(begin)

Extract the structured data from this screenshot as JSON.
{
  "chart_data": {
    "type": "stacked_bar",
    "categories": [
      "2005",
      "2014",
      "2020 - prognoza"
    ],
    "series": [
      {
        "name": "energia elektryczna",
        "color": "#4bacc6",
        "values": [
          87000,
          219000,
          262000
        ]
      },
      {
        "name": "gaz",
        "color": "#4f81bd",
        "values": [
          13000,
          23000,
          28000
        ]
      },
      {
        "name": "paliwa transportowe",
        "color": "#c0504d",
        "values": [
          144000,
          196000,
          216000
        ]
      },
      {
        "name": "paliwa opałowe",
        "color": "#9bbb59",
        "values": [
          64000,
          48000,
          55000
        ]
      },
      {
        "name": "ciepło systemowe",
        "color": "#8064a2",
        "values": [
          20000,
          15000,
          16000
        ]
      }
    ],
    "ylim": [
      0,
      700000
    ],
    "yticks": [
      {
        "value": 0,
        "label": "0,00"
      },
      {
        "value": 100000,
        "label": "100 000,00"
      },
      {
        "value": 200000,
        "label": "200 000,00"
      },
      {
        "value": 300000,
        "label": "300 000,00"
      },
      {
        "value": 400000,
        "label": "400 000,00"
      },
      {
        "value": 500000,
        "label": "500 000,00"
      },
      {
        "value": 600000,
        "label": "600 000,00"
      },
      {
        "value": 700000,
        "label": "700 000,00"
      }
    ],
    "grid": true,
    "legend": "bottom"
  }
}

(end)

> [Stated exercise] Transcribe every entry exactly.

> [Exercise output]
Extract the structured data from this screenshot as JSON.
{
  "chart_data": {
    "type": "stacked_bar",
    "categories": [
      "2005",
      "2014",
      "2020 - prognoza"
    ],
    "series": [
      {
        "name": "energia elektryczna",
        "color": "#4bacc6",
        "values": [
          87000,
          219000,
          262000
        ]
      },
      {
        "name": "gaz",
        "color": "#4f81bd",
        "values": [
          13000,
          23000,
          28000
        ]
      },
      {
        "name": "paliwa transportowe",
        "color": "#c0504d",
        "values": [
          144000,
          196000,
          216000
        ]
      },
      {
        "name": "paliwa opałowe",
        "color": "#9bbb59",
        "values": [
          64000,
          48000,
          55000
        ]
      },
      {
        "name": "ciepło systemowe",
        "color": "#8064a2",
        "values": [
          20000,
          15000,
          16000
        ]
      }
    ],
    "ylim": [
      0,
      700000
    ],
    "yticks": [
      {
        "value": 0,
        "label": "0,00"
      },
      {
        "value": 100000,
        "label": "100 000,00"
      },
      {
        "value": 200000,
        "label": "200 000,00"
      },
      {
        "value": 300000,
        "label": "300 000,00"
      },
      {
        "value": 400000,
        "label": "400 000,00"
      },
      {
        "value": 500000,
        "label": "500 000,00"
      },
      {
        "value": 600000,
        "label": "600 000,00"
      },
      {
        "value": 700000,
        "label": "700 000,00"
      }
    ],
    "grid": true,
    "legend": "bottom"
  }
}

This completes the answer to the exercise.